- **EXERCISE TASK 1**
From the forum thread on stage grass, output the passage starting with "Has anyone dealt" and going on through "decent artificial lawn.".
- **EXERCISE TASK 2**
In the forum thread on stage grass, why can't real turf be used for the production?

- **READING TEXT**
# Grass / Lawn



## cprted (Sep 18, 2009)

Greetings all,

Has anyone dealt with or created artificial grass on stage? We've looked at Syn-Lawn and although the local dealer has offered us a pretty good discount, it is still a touch on the pricey side. So I was wondering if anyone had some good tricks up their sleeves for decent artificial lawn.

Unfortunately, real turf is out as this is for one of three one-act plays and needs to be struck within the confines of a ten to fifteen-minute intermission.

Thanks in advance.


----------



## kicknargel (Sep 18, 2009)

I've seen both cheesy astroturf and shag carpet transformed into really convincing grass with the aid of a good scenic artist. You have to add variation (and some browness). 

Nick Kargel
www.youwantwhatproductions.com


----------



## icewolf08 (Sep 19, 2009)

I have worked with a faux grass product that looks pretty decent, though I can't remember what it was called. It is very similar to floral sheeting which is a vinyl product used a lot for covering parade floats. There is a grass sheeting version of this what works pretty well. If you have a good painter it can be painted to look very real.


----------



## Van (Sep 19, 2009)

I just purchased Syn-lawn from a local retailer for *All My Sons*, there simply is no substitute, it's great. However, a really good quality AstroTurf with scenic painting for texture will get the job done. I've also used raffia grass mats. They tend to shed like a St. Bernard in Jamaica, but they do look pretty good for an unkempt lawn look.

- **DATASET EXTRACT**
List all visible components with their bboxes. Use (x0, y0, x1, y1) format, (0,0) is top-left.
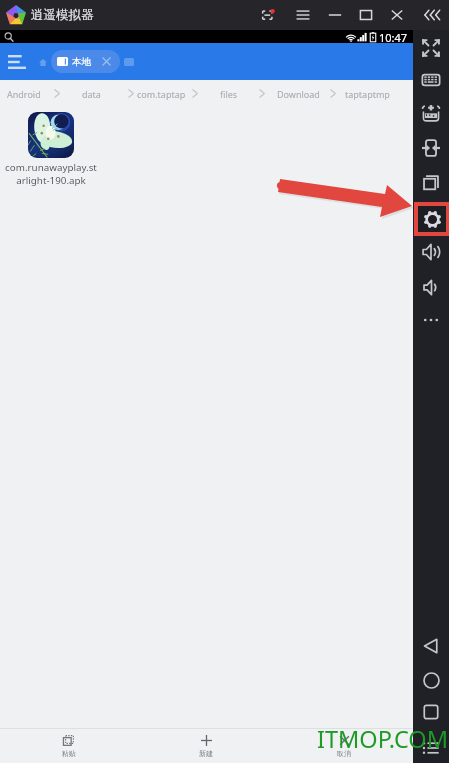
button[interactable]: Install APK (413, 97, 449, 129)
staticText: 本地 (72, 56, 91, 68)
button[interactable]: Settings (418, 206, 446, 232)
button[interactable]: Maximize (358, 7, 374, 23)
button[interactable]: data (82, 88, 101, 100)
button[interactable]: Collapse sidebar (422, 7, 440, 23)
button[interactable]: More (413, 304, 449, 336)
staticText: taptaptmp (345, 88, 390, 100)
button[interactable]: Screenshot (261, 8, 275, 22)
button[interactable]: 取消 (275, 729, 413, 763)
button[interactable]: Menu (3, 48, 31, 76)
button[interactable]: Home (413, 664, 449, 696)
button[interactable]: New tab (121, 54, 137, 70)
staticText: com.runawayplay.starlight-190.apk (4, 161, 98, 187)
staticText: 粘贴 (62, 749, 76, 758)
button[interactable]: Recents (413, 696, 449, 728)
button[interactable]: Volume up (413, 236, 449, 268)
button[interactable]: com.taptap (137, 88, 186, 100)
button[interactable]: files (220, 88, 238, 100)
staticText: Download (277, 88, 320, 100)
button[interactable]: Minimize (327, 7, 343, 23)
button[interactable]: com.runawayplay.starlight-190.apk (4, 112, 98, 187)
button[interactable]: Menu (295, 7, 311, 23)
button[interactable]: Resize (413, 132, 449, 164)
button[interactable]: Volume down (413, 271, 449, 303)
staticText: 逍遥模拟器 (31, 7, 94, 23)
button[interactable]: Multi window (413, 166, 449, 198)
staticText: Android (7, 88, 41, 100)
button[interactable]: Fullscreen (413, 32, 449, 64)
button[interactable]: 本地 (51, 50, 120, 73)
button[interactable]: taptaptmp (345, 88, 390, 100)
staticText: 取消 (337, 749, 351, 758)
button[interactable]: 粘贴 (0, 729, 137, 763)
button[interactable]: Download (277, 88, 320, 100)
staticText: 10:47 (379, 30, 408, 43)
button[interactable]: App list (413, 732, 449, 763)
staticText: 新建 (199, 749, 213, 758)
button[interactable]: Keyboard (413, 64, 449, 96)
button[interactable]: Back (413, 630, 449, 662)
staticText: data (82, 88, 101, 100)
button[interactable]: 新建 (137, 729, 275, 763)
button[interactable]: Close (389, 7, 405, 23)
button[interactable]: Home (36, 55, 50, 69)
staticText: files (220, 88, 238, 100)
button[interactable]: Android (7, 88, 41, 100)
staticText: ITMOP.COM (317, 723, 449, 755)
staticText: com.taptap (137, 88, 186, 100)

- **CORRECT OUTPUT 1**
Has anyone dealt with or created artificial grass on stage? We've looked at Syn-Lawn and although the local dealer has offered us a pretty good discount, it is still a touch on the pricey side. So I was wondering if anyone had some good tricks up their sleeves for decent artificial lawn.

- **CORRECT OUTPUT 2**
The lawn is for one of three one-act plays and must be struck during a ten- to fifteen-minute intermission.